# Objective:
In the entries below, find every line with "that" and copy it.

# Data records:

※ ※ ※

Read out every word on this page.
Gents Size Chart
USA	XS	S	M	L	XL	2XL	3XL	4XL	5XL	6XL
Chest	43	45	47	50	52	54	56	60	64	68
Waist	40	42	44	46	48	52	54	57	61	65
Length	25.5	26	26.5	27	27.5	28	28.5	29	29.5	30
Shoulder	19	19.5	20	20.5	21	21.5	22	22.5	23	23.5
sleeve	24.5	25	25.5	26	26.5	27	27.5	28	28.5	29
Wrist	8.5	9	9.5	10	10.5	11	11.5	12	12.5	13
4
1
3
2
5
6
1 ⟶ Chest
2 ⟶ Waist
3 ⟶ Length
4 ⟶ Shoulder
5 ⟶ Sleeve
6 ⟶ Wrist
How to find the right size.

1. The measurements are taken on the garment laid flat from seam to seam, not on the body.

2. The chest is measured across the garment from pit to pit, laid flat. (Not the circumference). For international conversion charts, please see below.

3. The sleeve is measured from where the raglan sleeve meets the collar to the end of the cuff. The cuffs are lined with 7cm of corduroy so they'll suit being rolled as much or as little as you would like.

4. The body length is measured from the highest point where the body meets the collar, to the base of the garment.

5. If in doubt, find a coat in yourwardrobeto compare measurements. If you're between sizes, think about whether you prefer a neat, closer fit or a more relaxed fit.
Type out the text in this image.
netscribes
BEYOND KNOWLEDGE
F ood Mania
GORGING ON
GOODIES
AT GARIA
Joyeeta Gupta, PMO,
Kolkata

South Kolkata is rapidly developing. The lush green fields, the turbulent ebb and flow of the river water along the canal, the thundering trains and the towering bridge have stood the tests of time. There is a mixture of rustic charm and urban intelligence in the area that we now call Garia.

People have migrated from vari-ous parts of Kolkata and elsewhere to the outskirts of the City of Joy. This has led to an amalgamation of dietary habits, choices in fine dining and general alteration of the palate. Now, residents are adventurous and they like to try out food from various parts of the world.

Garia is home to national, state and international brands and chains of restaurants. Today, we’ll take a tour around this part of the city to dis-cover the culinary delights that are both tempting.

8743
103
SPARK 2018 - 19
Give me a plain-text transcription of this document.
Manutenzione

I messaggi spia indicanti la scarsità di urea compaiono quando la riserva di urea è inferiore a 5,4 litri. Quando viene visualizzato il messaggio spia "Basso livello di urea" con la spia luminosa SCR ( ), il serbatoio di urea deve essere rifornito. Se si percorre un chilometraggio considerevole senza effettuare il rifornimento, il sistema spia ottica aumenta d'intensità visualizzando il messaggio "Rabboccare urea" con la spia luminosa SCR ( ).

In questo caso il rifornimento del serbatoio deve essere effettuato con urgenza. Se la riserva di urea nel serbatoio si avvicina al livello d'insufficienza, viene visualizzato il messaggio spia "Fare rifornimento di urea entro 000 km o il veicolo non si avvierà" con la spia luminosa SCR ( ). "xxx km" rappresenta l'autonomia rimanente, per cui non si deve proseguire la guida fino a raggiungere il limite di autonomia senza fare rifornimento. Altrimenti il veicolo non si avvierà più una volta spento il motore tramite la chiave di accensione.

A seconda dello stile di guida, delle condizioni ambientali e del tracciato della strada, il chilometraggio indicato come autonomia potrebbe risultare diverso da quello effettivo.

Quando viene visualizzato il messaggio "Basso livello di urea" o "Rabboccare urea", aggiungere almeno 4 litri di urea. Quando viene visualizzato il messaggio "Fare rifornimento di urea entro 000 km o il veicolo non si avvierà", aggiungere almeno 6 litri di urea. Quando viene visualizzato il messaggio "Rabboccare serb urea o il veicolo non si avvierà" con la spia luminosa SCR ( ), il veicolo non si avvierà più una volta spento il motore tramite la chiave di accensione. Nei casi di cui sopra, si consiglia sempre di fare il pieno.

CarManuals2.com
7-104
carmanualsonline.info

※ ※ ※

# Answer to this exercise:
South Kolkata is rapidly developing. The lush green fields, the turbulent ebb and flow of the river water along the canal, the thundering trains and the towering bridge have stood the tests of time. There is a mixture of rustic charm and urban intelligence in the area that we now call Garia.
Garia is home to national, state and international brands and chains of restaurants. Today, we’ll take a tour around this part of the city to dis-cover the culinary delights that are both tempting.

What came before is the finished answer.